=== Exercise details ===
Using the entries below, copy out all lines where "value" is found.

=== Data excerpts ===
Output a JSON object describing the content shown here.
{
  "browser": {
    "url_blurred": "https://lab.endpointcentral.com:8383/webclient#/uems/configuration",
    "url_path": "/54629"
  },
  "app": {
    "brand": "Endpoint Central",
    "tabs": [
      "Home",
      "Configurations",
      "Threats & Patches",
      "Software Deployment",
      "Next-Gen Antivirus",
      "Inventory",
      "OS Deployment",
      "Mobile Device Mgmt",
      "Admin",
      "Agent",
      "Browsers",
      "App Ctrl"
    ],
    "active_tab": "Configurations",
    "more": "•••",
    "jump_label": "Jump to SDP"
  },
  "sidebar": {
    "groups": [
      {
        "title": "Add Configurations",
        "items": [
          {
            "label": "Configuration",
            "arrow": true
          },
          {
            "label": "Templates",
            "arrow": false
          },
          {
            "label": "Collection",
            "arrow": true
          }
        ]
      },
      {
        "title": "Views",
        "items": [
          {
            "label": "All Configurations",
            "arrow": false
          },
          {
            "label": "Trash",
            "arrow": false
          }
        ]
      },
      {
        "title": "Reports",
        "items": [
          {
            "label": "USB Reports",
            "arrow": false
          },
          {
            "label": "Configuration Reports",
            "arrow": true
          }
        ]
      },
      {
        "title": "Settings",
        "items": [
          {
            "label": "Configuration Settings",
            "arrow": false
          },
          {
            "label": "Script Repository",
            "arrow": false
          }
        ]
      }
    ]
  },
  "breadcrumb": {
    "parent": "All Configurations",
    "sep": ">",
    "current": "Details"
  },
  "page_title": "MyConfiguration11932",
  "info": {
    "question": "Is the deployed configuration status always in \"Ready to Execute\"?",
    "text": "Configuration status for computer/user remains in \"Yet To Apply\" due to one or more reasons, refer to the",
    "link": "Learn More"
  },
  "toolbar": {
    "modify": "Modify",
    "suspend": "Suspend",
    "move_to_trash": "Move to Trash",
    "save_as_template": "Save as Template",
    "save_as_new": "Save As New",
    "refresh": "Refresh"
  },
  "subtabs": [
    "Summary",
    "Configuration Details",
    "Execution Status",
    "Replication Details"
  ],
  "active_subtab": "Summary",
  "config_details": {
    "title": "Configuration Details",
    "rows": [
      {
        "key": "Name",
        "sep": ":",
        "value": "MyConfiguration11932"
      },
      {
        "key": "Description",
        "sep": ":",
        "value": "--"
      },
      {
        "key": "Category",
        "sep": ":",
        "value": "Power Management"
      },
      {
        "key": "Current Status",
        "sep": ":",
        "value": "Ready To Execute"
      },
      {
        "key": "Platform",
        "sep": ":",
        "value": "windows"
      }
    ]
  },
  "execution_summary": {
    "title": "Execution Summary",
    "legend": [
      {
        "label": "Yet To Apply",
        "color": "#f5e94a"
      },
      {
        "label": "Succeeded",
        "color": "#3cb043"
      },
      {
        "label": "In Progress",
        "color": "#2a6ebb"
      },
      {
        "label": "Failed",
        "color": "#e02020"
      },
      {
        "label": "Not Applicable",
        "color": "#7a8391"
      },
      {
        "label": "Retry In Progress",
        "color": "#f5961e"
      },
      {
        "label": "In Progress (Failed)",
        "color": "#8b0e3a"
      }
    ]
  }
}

=== Result of this task ===
        "value": "MyConfiguration11932"
        "value": "--"
        "value": "Power Management"
        "value": "Ready To Execute"
        "value": "windows"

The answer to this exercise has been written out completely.